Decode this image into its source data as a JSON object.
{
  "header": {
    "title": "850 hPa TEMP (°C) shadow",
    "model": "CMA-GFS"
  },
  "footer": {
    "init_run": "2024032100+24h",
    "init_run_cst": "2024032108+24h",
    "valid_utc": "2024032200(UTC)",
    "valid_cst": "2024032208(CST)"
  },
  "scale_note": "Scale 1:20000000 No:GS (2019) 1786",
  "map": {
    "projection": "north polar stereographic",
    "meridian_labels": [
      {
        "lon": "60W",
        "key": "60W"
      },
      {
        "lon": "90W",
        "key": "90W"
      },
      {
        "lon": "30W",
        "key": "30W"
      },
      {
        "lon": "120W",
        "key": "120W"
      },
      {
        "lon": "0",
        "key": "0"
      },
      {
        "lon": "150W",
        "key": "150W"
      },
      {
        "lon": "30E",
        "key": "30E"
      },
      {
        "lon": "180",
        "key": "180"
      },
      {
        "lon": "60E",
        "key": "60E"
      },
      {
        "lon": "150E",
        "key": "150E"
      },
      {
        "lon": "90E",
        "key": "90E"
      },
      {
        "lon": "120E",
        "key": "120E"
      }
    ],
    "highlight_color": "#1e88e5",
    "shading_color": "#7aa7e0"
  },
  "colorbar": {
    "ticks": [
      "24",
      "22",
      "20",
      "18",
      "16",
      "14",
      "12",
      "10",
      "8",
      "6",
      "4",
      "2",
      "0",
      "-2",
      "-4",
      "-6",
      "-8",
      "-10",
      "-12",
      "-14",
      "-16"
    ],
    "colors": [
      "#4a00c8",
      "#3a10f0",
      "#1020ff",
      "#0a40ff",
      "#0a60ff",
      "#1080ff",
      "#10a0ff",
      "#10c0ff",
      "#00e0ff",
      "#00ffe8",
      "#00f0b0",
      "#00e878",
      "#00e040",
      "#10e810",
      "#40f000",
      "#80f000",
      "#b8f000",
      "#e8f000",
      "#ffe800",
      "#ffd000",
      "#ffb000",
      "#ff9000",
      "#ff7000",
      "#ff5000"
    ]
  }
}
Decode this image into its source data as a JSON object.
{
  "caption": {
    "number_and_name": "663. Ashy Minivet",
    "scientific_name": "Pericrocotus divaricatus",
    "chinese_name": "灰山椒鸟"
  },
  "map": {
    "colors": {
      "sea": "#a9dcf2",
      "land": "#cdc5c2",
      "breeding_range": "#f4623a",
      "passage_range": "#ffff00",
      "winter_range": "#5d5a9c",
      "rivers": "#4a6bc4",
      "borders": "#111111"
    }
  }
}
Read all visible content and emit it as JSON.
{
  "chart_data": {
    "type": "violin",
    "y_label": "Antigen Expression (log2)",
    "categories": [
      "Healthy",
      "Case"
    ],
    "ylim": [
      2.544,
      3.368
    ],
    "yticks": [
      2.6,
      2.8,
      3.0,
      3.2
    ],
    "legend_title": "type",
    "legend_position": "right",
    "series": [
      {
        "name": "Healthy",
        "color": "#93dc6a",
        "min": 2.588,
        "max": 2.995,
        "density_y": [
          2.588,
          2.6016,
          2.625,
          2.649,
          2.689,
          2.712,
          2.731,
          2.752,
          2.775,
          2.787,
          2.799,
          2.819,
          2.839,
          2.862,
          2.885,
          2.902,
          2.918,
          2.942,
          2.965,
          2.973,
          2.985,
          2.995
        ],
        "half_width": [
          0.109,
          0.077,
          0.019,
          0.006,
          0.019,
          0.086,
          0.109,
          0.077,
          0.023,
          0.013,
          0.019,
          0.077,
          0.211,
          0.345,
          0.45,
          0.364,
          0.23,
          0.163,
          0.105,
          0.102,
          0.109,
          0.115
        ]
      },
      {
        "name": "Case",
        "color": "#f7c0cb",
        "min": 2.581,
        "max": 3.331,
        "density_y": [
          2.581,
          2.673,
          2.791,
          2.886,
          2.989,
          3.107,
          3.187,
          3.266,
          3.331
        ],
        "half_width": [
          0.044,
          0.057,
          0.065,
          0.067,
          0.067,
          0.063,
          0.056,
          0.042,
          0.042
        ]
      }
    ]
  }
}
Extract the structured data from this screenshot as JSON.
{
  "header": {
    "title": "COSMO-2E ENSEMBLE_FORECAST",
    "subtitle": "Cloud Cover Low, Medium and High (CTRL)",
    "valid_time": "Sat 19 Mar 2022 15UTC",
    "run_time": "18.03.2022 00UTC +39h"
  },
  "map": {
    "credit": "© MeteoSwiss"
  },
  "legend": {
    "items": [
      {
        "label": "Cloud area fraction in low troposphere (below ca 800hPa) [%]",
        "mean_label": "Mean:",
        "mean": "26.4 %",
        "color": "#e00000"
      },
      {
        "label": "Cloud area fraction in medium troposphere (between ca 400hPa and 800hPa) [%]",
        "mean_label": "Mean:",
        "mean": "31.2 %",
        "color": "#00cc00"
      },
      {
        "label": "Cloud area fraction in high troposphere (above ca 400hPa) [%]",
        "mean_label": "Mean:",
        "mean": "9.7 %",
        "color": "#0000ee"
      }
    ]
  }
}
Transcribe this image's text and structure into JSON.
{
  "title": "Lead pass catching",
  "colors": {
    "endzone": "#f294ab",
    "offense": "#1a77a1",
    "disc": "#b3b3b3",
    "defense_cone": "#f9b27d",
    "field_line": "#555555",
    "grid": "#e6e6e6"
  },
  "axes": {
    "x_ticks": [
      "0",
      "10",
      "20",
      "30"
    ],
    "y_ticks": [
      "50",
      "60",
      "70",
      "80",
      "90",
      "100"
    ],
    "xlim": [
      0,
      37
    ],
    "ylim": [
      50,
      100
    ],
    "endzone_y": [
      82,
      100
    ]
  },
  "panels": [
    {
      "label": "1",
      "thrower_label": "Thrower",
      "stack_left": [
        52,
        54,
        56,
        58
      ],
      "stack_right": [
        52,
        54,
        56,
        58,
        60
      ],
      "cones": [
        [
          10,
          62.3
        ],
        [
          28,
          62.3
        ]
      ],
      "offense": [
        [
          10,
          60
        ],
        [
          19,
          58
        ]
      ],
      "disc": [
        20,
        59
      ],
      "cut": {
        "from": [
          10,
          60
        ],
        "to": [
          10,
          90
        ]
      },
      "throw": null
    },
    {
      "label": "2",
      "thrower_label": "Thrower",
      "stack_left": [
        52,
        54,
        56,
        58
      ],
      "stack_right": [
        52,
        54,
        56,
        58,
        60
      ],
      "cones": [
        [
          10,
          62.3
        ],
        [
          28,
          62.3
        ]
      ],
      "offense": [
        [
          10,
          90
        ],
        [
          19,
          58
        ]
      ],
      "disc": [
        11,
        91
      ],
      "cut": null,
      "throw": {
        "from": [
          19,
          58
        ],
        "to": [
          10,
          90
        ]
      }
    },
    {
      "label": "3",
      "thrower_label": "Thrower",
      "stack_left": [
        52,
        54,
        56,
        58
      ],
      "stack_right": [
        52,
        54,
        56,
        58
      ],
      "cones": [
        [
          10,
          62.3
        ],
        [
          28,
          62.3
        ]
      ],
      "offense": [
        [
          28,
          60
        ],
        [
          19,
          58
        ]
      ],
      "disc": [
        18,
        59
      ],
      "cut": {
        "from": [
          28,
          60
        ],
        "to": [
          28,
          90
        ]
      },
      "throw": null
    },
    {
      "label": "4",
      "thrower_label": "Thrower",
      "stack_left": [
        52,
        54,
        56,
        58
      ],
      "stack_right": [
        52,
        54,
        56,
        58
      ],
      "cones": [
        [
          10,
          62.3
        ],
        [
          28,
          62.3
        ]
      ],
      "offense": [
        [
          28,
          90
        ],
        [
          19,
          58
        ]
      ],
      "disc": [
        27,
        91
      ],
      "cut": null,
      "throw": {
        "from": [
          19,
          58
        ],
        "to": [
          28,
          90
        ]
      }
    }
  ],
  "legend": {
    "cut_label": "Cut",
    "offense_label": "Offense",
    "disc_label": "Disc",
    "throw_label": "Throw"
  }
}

## Stated problem
Count the lines that include the word "troposphere" and state the result as a bare number.

## Finished exercise
3